> **What needs to be done**
Lines holding the string "JSON" are the ones to copy; find them all in the data.

----- Source records

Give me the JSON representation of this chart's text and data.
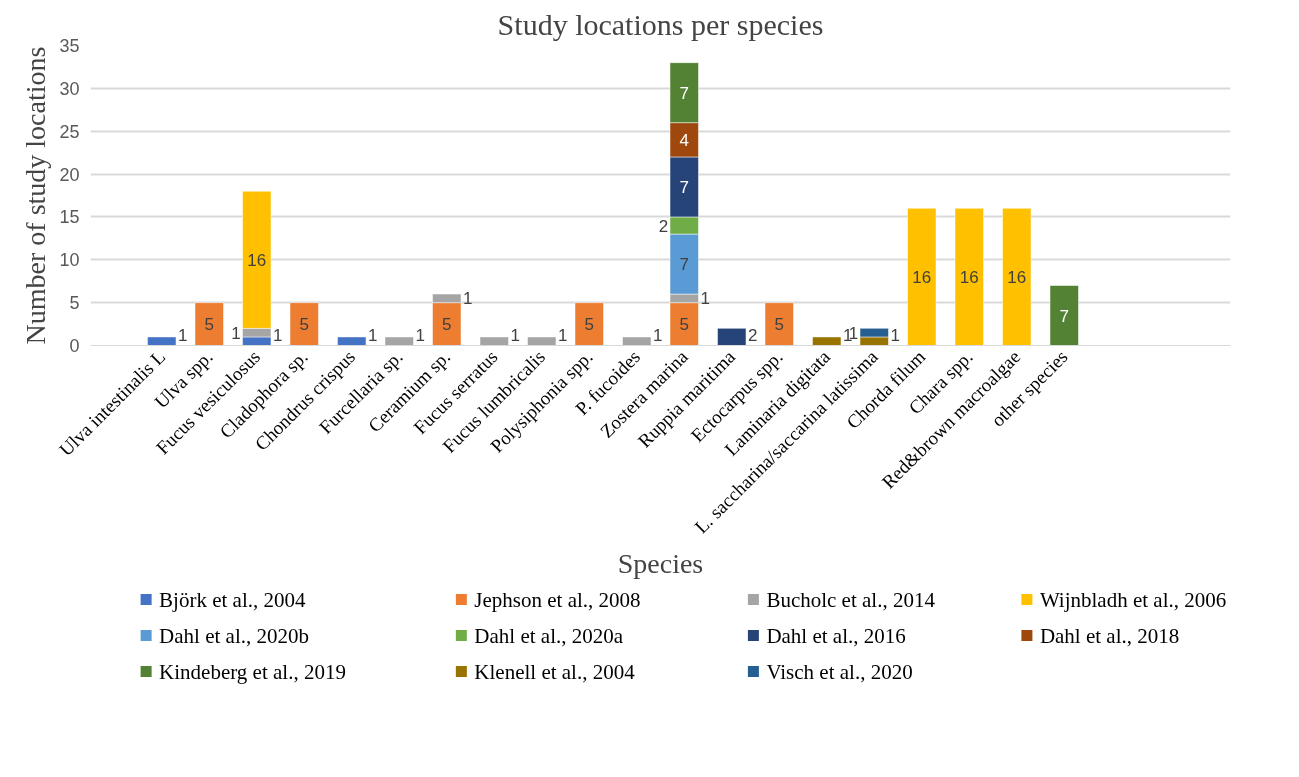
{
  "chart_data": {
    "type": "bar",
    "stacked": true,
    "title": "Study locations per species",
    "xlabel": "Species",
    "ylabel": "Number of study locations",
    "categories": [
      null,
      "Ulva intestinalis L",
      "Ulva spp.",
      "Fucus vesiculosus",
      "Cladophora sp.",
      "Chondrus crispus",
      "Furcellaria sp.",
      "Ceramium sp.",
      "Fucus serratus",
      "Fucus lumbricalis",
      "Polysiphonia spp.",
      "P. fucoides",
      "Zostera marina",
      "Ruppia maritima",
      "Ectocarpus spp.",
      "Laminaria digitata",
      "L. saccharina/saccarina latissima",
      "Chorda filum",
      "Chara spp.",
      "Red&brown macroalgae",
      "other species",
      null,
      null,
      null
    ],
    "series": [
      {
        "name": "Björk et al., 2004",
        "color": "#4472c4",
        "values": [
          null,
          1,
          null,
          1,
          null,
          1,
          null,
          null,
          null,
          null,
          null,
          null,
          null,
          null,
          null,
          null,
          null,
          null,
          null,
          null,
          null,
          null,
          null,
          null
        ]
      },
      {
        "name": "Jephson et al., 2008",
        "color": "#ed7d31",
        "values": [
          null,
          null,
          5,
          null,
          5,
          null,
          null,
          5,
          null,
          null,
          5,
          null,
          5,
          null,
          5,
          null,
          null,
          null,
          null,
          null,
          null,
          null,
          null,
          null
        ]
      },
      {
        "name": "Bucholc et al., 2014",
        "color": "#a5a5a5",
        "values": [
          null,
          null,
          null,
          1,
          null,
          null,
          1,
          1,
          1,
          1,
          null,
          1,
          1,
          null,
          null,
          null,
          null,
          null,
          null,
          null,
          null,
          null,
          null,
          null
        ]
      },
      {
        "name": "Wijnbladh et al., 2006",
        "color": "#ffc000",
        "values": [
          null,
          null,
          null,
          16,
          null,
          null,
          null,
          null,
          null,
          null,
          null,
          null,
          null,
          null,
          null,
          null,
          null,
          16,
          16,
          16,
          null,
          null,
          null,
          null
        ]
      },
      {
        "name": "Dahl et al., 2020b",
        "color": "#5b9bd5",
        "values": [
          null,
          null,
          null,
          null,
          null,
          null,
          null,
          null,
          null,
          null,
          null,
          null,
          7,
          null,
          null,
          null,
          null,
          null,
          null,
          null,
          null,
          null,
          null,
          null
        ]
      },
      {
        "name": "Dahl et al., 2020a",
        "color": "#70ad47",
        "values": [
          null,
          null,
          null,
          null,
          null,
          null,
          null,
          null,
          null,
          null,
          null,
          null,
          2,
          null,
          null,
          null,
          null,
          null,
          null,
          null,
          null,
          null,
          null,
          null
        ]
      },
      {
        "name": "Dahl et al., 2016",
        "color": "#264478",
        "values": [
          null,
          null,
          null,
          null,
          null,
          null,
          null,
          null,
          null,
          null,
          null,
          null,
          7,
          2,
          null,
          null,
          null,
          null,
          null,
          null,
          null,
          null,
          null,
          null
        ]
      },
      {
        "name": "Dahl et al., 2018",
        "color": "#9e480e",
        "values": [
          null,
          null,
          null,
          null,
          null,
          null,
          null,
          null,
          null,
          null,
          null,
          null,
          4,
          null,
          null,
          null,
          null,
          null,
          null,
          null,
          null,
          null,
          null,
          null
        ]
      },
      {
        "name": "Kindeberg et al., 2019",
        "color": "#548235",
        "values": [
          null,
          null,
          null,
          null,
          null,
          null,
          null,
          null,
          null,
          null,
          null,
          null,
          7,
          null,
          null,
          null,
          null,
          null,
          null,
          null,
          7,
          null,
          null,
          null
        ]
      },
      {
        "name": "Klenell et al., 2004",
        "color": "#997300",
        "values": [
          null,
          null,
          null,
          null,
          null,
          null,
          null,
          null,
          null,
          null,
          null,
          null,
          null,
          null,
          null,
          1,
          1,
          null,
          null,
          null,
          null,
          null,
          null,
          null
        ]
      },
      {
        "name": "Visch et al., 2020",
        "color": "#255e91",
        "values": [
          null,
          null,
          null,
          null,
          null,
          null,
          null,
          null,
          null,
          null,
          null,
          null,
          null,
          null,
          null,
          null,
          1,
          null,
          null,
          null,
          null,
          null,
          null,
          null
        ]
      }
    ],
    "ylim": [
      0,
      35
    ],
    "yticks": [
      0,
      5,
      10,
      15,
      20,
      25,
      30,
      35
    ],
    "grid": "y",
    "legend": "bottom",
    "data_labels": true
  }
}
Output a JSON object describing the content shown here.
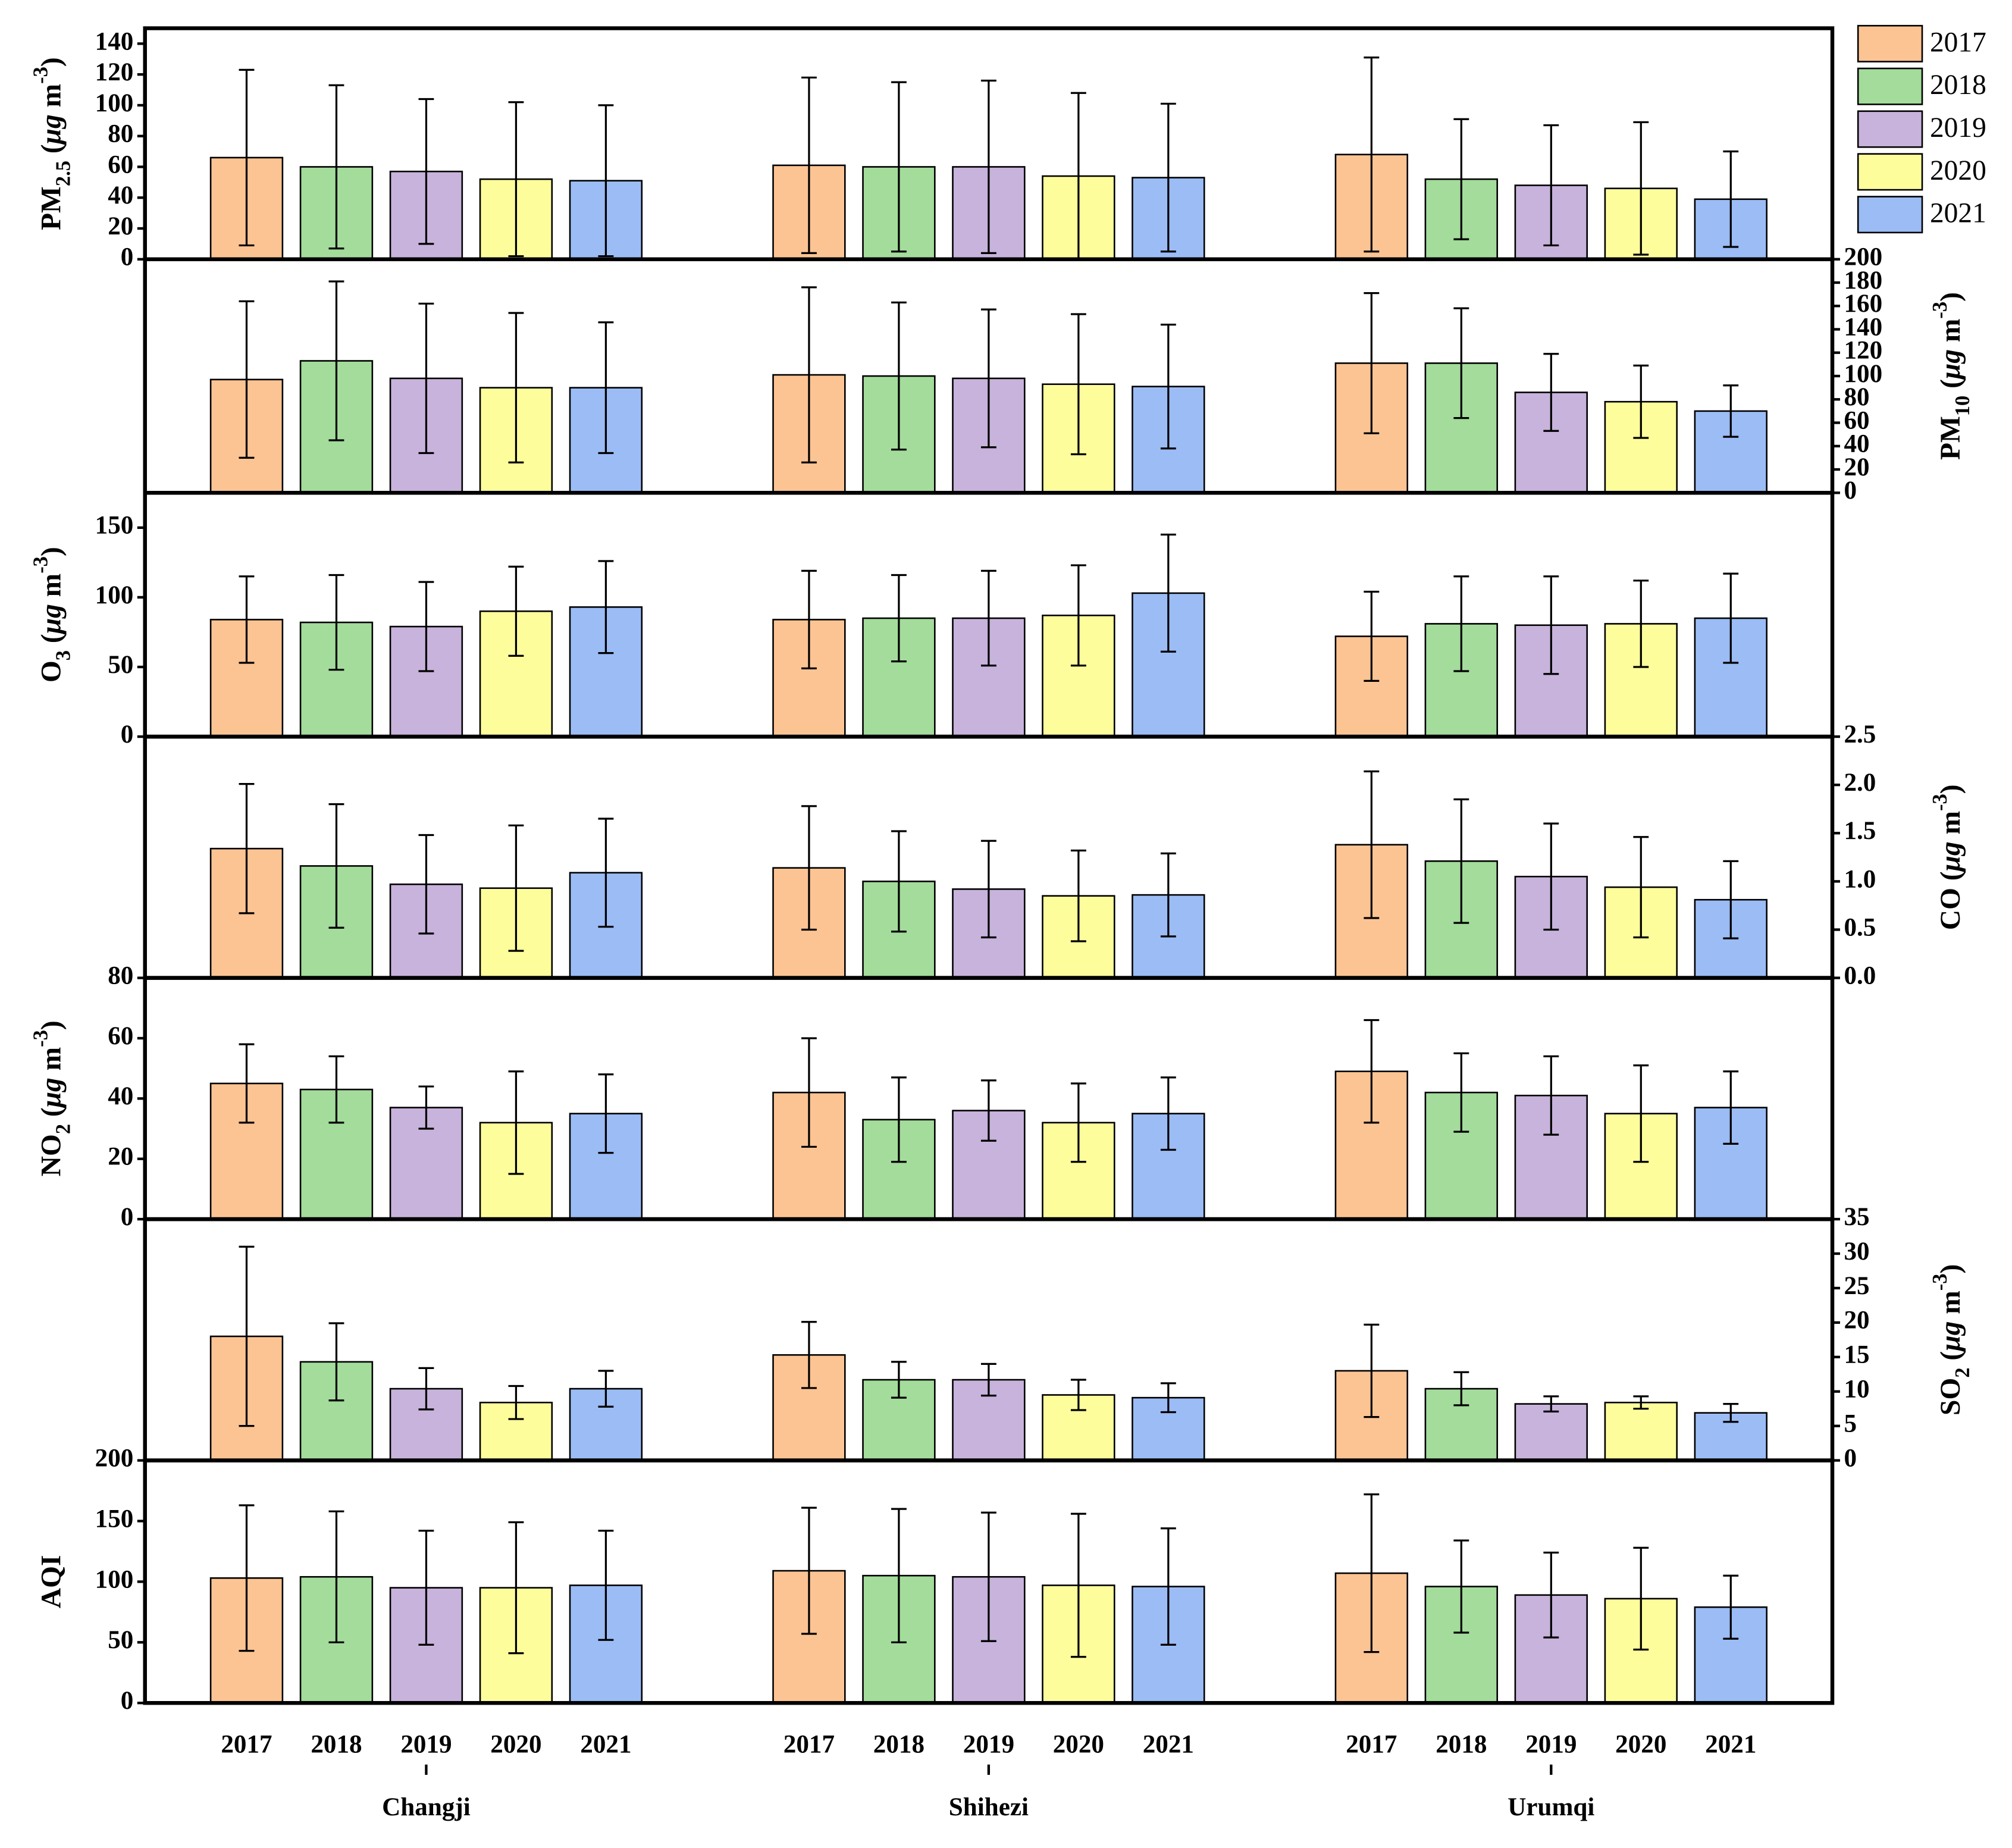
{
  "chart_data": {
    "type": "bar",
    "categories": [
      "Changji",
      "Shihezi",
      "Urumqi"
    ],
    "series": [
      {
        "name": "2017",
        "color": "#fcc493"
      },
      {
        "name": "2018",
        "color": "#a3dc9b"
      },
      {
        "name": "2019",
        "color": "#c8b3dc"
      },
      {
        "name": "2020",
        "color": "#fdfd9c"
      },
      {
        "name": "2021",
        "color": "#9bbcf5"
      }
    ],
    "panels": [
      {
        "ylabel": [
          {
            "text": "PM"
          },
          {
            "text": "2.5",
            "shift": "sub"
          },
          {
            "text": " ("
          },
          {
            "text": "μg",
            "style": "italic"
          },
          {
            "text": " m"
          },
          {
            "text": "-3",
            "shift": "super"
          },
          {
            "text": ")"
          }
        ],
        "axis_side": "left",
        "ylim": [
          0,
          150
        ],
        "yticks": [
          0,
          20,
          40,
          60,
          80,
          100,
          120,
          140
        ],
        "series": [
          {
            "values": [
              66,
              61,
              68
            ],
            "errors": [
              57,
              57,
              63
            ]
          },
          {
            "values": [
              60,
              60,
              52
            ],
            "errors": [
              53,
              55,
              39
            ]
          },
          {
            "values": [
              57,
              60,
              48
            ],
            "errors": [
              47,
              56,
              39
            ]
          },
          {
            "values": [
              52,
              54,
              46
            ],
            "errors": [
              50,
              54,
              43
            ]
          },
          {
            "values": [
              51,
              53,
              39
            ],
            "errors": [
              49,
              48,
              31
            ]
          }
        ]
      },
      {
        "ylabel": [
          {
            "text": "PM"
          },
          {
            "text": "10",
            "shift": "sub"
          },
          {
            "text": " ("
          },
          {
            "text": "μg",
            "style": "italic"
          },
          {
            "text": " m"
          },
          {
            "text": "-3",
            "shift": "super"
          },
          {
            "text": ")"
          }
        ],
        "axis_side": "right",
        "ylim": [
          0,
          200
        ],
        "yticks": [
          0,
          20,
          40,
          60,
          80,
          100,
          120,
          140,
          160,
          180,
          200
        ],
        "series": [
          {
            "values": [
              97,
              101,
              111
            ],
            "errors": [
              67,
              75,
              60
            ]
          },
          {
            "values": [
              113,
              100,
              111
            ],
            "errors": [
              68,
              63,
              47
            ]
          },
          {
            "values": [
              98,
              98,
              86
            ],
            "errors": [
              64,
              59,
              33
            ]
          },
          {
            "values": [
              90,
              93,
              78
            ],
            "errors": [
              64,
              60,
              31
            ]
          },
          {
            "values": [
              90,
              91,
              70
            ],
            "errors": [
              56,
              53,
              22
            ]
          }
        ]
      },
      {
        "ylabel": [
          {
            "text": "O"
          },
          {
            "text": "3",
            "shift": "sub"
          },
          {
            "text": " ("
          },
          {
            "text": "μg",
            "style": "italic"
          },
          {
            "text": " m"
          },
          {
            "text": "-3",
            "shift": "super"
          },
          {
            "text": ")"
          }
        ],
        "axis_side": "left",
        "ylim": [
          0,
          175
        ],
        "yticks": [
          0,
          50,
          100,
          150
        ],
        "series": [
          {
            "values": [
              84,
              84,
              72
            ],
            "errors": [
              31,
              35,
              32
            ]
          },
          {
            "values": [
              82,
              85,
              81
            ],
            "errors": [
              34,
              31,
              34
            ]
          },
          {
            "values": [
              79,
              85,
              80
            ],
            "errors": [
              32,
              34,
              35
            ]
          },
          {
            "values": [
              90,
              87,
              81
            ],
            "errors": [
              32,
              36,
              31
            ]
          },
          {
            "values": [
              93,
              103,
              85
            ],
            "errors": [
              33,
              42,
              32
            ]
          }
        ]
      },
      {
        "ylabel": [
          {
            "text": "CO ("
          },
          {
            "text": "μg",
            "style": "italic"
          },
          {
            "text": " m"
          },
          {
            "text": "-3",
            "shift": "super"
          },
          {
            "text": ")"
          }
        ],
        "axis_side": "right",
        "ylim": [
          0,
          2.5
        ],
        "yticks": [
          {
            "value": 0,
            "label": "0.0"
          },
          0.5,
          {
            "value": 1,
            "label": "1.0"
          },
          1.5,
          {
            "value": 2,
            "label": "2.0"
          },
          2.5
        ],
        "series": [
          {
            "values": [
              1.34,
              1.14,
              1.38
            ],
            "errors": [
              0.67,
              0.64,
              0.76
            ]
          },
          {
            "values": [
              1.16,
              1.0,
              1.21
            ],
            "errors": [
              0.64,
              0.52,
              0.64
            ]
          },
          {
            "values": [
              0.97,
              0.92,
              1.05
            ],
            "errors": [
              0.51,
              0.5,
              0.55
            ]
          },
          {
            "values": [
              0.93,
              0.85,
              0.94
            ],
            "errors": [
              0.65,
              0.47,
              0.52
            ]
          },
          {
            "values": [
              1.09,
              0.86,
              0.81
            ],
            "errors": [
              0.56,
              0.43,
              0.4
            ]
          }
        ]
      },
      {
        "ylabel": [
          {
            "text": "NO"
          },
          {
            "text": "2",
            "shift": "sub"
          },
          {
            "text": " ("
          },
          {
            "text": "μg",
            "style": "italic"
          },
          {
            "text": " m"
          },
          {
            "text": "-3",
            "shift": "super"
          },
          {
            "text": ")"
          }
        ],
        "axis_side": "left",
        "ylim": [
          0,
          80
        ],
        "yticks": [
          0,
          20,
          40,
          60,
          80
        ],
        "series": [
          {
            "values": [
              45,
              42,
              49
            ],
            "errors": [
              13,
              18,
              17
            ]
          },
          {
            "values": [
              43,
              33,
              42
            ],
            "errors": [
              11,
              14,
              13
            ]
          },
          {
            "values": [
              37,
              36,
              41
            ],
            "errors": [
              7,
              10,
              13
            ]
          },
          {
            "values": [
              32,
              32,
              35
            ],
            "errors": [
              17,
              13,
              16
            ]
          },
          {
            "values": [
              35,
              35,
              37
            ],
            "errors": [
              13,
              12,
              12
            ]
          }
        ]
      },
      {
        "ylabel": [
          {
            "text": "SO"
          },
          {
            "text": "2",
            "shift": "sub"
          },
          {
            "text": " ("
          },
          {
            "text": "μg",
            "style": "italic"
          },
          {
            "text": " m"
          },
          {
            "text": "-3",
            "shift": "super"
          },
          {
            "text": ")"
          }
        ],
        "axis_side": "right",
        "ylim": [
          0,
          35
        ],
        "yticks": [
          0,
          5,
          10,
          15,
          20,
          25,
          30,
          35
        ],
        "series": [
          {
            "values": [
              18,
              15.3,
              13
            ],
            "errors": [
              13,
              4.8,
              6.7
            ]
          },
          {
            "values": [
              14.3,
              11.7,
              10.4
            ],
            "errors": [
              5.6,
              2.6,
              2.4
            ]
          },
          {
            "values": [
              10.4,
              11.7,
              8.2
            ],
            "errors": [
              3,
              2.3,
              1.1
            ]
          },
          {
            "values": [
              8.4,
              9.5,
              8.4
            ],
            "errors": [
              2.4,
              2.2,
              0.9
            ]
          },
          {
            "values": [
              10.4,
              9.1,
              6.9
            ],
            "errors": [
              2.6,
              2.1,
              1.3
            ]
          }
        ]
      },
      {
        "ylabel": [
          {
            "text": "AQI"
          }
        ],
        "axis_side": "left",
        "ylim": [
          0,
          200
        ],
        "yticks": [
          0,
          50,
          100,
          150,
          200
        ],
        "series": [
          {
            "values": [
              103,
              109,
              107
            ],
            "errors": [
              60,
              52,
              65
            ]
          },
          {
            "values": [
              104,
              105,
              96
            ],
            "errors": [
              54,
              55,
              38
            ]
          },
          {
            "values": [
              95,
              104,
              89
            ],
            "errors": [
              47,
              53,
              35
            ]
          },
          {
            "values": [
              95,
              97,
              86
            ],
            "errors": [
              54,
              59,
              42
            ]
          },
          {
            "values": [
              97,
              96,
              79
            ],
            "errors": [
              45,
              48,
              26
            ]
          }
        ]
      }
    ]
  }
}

----------

> **Solution for this task**
Give me the JSON representation of this chart's text and data.
Output a JSON object describing the content shown here.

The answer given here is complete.